> **The task**
Copy every line of the records below that holds the word "Внести".

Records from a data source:
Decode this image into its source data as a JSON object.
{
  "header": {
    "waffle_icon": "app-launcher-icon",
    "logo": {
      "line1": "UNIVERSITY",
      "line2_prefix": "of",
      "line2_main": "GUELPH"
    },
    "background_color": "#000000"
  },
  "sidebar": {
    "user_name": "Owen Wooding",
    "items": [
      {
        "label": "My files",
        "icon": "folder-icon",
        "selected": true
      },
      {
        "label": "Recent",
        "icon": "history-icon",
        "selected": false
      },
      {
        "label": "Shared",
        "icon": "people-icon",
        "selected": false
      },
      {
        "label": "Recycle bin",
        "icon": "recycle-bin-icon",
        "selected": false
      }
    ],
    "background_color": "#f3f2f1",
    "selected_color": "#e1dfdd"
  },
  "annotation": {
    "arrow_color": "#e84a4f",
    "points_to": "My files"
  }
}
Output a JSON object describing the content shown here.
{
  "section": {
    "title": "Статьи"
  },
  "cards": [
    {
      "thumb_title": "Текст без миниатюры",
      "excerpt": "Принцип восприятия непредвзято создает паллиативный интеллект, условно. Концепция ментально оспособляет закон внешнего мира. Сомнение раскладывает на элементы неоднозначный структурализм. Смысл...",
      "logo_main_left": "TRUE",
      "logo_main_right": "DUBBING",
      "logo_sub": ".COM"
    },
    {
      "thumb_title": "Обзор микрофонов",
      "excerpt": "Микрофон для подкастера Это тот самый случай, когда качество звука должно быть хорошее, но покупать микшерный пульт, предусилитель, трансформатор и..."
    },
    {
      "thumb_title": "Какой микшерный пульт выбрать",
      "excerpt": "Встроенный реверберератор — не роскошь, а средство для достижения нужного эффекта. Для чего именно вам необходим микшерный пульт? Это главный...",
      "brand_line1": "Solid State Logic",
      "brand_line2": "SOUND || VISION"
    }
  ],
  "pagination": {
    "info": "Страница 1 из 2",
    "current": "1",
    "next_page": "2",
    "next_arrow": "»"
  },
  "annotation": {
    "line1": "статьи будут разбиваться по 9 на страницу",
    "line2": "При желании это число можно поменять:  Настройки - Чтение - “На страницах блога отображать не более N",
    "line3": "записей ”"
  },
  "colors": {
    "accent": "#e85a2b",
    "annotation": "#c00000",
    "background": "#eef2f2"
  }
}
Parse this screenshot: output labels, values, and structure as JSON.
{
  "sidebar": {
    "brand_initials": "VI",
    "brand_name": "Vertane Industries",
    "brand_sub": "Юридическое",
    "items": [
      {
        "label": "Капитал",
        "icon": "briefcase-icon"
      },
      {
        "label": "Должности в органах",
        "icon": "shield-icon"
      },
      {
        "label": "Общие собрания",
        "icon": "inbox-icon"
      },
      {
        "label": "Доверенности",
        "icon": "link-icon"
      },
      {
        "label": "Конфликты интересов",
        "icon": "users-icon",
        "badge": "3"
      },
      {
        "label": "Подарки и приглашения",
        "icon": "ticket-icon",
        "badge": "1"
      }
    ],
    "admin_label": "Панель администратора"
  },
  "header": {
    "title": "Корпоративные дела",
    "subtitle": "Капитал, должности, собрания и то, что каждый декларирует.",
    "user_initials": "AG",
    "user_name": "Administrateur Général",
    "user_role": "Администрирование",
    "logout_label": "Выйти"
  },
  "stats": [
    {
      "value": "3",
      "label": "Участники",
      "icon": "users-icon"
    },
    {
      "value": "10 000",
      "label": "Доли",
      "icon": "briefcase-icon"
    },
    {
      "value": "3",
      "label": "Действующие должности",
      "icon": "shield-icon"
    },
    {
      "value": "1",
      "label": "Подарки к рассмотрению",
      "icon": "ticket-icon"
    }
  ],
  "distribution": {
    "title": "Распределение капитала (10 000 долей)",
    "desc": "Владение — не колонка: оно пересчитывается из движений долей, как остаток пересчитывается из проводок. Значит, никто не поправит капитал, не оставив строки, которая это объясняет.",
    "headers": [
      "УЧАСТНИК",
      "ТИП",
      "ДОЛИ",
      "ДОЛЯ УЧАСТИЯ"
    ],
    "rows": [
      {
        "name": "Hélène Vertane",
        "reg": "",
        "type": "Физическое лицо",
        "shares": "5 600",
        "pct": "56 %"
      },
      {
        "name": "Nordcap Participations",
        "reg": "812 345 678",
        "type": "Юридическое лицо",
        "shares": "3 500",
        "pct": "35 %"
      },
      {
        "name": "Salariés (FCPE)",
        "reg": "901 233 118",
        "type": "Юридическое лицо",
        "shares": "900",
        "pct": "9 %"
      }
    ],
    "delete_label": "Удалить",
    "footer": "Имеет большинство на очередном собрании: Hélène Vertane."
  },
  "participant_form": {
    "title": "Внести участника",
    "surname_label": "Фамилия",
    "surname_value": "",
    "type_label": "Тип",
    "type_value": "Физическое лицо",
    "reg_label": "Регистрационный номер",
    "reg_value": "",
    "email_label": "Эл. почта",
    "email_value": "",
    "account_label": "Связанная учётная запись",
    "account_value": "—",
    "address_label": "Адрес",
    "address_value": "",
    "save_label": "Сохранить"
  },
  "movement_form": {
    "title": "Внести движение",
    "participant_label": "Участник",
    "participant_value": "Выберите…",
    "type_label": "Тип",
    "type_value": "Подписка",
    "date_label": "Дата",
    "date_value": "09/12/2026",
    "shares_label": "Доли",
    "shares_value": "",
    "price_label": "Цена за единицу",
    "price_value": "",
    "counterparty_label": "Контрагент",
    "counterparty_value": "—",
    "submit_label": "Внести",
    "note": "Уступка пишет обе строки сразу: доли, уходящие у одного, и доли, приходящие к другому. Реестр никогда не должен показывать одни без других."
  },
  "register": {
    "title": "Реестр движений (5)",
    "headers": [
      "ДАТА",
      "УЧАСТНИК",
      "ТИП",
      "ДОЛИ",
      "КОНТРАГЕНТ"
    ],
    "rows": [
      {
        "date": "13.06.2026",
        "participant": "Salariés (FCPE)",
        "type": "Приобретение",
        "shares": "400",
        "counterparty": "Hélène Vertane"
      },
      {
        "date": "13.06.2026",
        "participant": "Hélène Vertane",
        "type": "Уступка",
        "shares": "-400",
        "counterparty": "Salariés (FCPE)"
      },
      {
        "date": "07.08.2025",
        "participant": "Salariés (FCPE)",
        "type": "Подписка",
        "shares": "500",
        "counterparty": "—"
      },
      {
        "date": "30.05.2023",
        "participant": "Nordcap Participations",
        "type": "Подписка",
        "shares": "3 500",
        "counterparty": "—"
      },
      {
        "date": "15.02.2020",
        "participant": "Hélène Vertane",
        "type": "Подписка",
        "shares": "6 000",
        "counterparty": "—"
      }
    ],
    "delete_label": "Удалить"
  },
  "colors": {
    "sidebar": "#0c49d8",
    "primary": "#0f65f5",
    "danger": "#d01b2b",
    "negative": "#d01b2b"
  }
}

> **Correct answer**
    "title": "Внести участника",
    "title": "Внести движение",
    "submit_label": "Внести",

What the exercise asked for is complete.